What needs to be done = Reproduce the listing below without changes, except that pictures are left out.

Extracted information =
'''
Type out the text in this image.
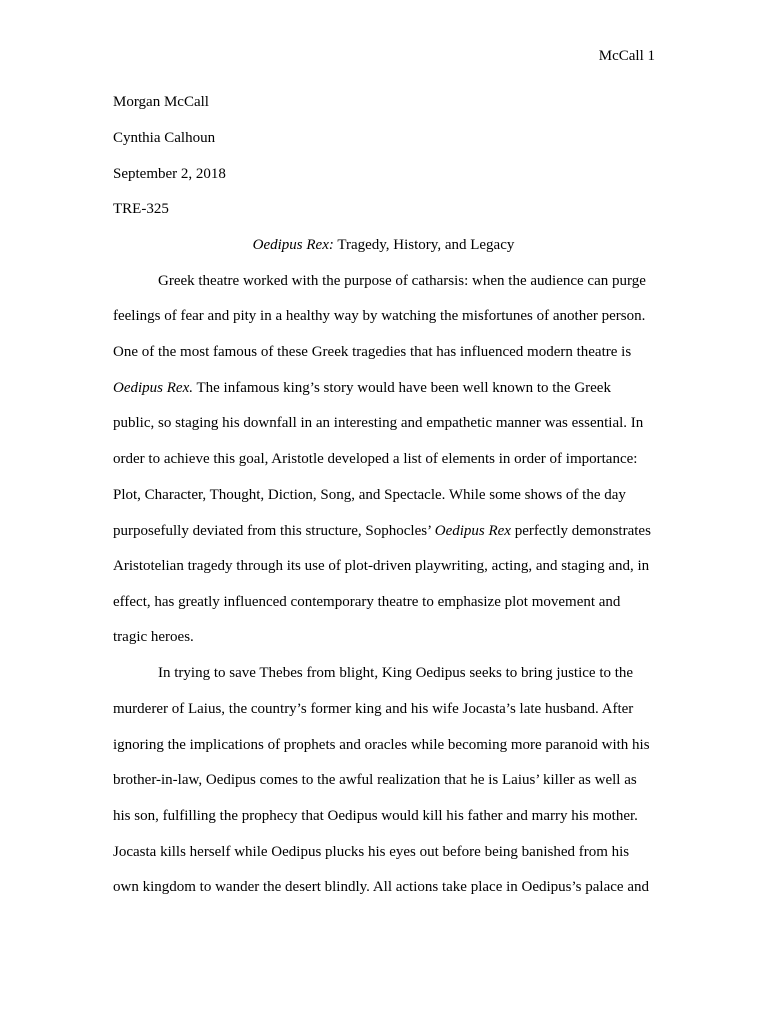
McCall 1
Morgan McCall
Cynthia Calhoun
September 2, 2018
TRE-325
Oedipus Rex: Tragedy, History, and Legacy
Greek theatre worked with the purpose of catharsis: when the audience can purge
feelings of fear and pity in a healthy way by watching the misfortunes of another person.
One of the most famous of these Greek tragedies that has influenced modern theatre is
Oedipus Rex. The infamous king’s story would have been well known to the Greek
public, so staging his downfall in an interesting and empathetic manner was essential. In
order to achieve this goal, Aristotle developed a list of elements in order of importance:
Plot, Character, Thought, Diction, Song, and Spectacle. While some shows of the day
purposefully deviated from this structure, Sophocles’ Oedipus Rex perfectly demonstrates
Aristotelian tragedy through its use of plot-driven playwriting, acting, and staging and, in
effect, has greatly influenced contemporary theatre to emphasize plot movement and
tragic heroes.
In trying to save Thebes from blight, King Oedipus seeks to bring justice to the
murderer of Laius, the country’s former king and his wife Jocasta’s late husband. After
ignoring the implications of prophets and oracles while becoming more paranoid with his
brother-in-law, Oedipus comes to the awful realization that he is Laius’ killer as well as
his son, fulfilling the prophecy that Oedipus would kill his father and marry his mother.
Jocasta kills herself while Oedipus plucks his eyes out before being banished from his
own kingdom to wander the desert blindly. All actions take place in Oedipus’s palace and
'''
Result of the task =
Type out the text in this image.
McCall 1
Morgan McCall
Cynthia Calhoun
September 2, 2018
TRE-325
Oedipus Rex: Tragedy, History, and Legacy
Greek theatre worked with the purpose of catharsis: when the audience can purge
feelings of fear and pity in a healthy way by watching the misfortunes of another person.
One of the most famous of these Greek tragedies that has influenced modern theatre is
Oedipus Rex. The infamous king’s story would have been well known to the Greek
public, so staging his downfall in an interesting and empathetic manner was essential. In
order to achieve this goal, Aristotle developed a list of elements in order of importance:
Plot, Character, Thought, Diction, Song, and Spectacle. While some shows of the day
purposefully deviated from this structure, Sophocles’ Oedipus Rex perfectly demonstrates
Aristotelian tragedy through its use of plot-driven playwriting, acting, and staging and, in
effect, has greatly influenced contemporary theatre to emphasize plot movement and
tragic heroes.
In trying to save Thebes from blight, King Oedipus seeks to bring justice to the
murderer of Laius, the country’s former king and his wife Jocasta’s late husband. After
ignoring the implications of prophets and oracles while becoming more paranoid with his
brother-in-law, Oedipus comes to the awful realization that he is Laius’ killer as well as
his son, fulfilling the prophecy that Oedipus would kill his father and marry his mother.
Jocasta kills herself while Oedipus plucks his eyes out before being banished from his
own kingdom to wander the desert blindly. All actions take place in Oedipus’s palace and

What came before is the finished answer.